══ Items ══
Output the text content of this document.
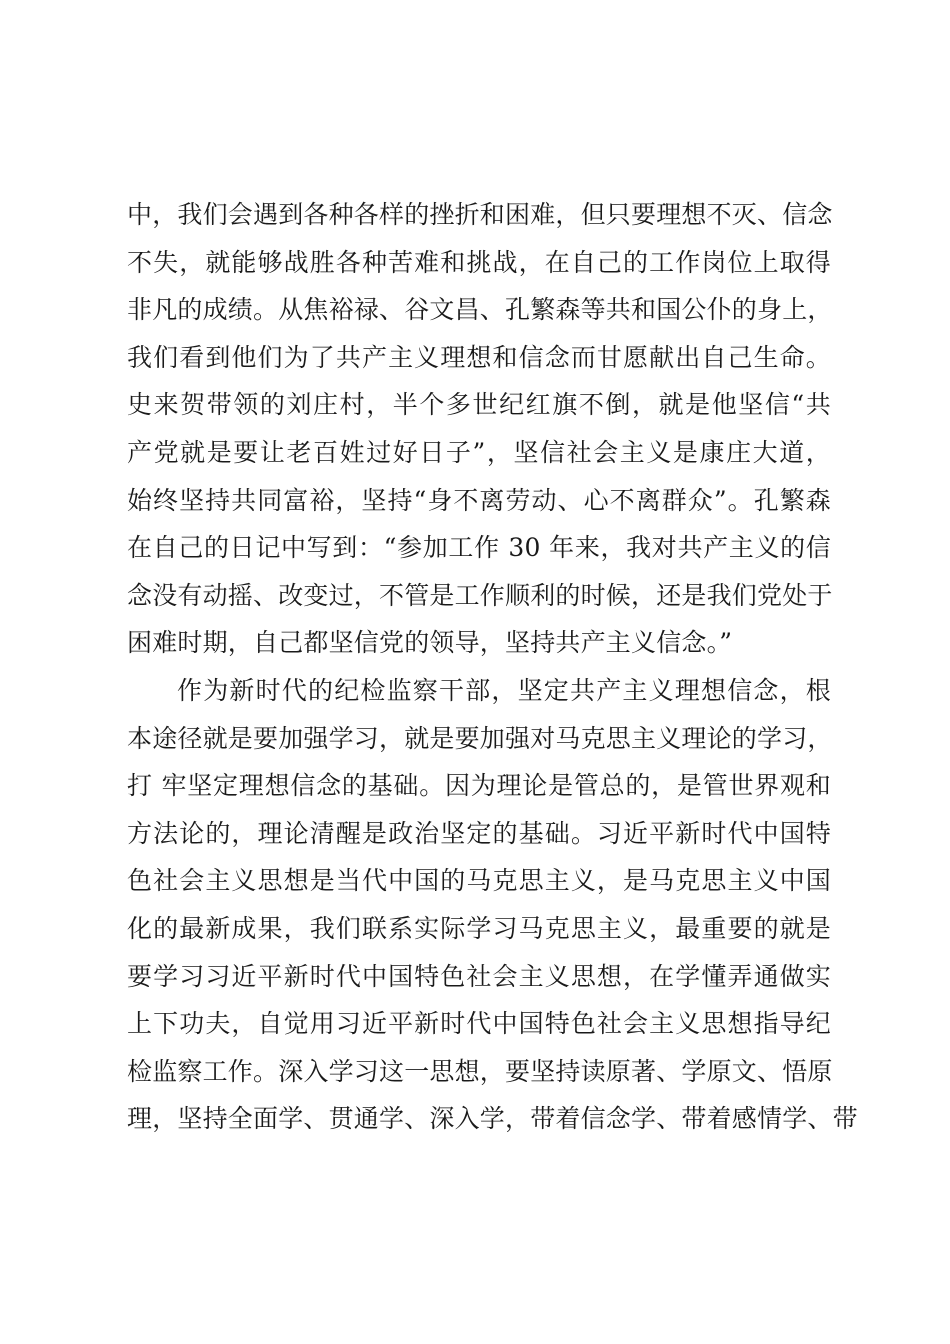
中，我们会遇到各种各样的挫折和困难，但只要理想不灭、信念
不失，就能够战胜各种苦难和挑战，在自己的工作岗位上取得
非凡的成绩。从焦裕禄、谷文昌、孔繁森等共和国公仆的身上，
我们看到他们为了共产主义理想和信念而甘愿献出自己生命。
史来贺带领的刘庄村，半个多世纪红旗不倒，就是他坚信“共
产党就是要让老百姓过好日子”，坚信社会主义是康庄大道，
始终坚持共同富裕，坚持“身不离劳动、心不离群众”。孔繁森
在自己的日记中写到：“参加工作 30 年来，我对共产主义的信
念没有动摇、改变过，不管是工作顺利的时候，还是我们党处于
困难时期，自己都坚信党的领导，坚持共产主义信念。”
作为新时代的纪检监察干部，坚定共产主义理想信念，根
本途径就是要加强学习，就是要加强对马克思主义理论的学习，
打 牢坚定理想信念的基础。因为理论是管总的，是管世界观和
方法论的，理论清醒是政治坚定的基础。习近平新时代中国特
色社会主义思想是当代中国的马克思主义，是马克思主义中国
化的最新成果，我们联系实际学习马克思主义，最重要的就是
要学习习近平新时代中国特色社会主义思想，在学懂弄通做实
上下功夫，自觉用习近平新时代中国特色社会主义思想指导纪
检监察工作。深入学习这一思想，要坚持读原著、学原文、悟原
理，坚持全面学、贯通学、深入学，带着信念学、带着感情学、带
═══
## Exercise details
Reproduce the entries above word for word. Pictures stay out.

## Full output
Output the text content of this document.
中，我们会遇到各种各样的挫折和困难，但只要理想不灭、信念
不失，就能够战胜各种苦难和挑战，在自己的工作岗位上取得
非凡的成绩。从焦裕禄、谷文昌、孔繁森等共和国公仆的身上，
我们看到他们为了共产主义理想和信念而甘愿献出自己生命。
史来贺带领的刘庄村，半个多世纪红旗不倒，就是他坚信“共
产党就是要让老百姓过好日子”，坚信社会主义是康庄大道，
始终坚持共同富裕，坚持“身不离劳动、心不离群众”。孔繁森
在自己的日记中写到：“参加工作 30 年来，我对共产主义的信
念没有动摇、改变过，不管是工作顺利的时候，还是我们党处于
困难时期，自己都坚信党的领导，坚持共产主义信念。”
作为新时代的纪检监察干部，坚定共产主义理想信念，根
本途径就是要加强学习，就是要加强对马克思主义理论的学习，
打 牢坚定理想信念的基础。因为理论是管总的，是管世界观和
方法论的，理论清醒是政治坚定的基础。习近平新时代中国特
色社会主义思想是当代中国的马克思主义，是马克思主义中国
化的最新成果，我们联系实际学习马克思主义，最重要的就是
要学习习近平新时代中国特色社会主义思想，在学懂弄通做实
上下功夫，自觉用习近平新时代中国特色社会主义思想指导纪
检监察工作。深入学习这一思想，要坚持读原著、学原文、悟原
理，坚持全面学、贯通学、深入学，带着信念学、带着感情学、带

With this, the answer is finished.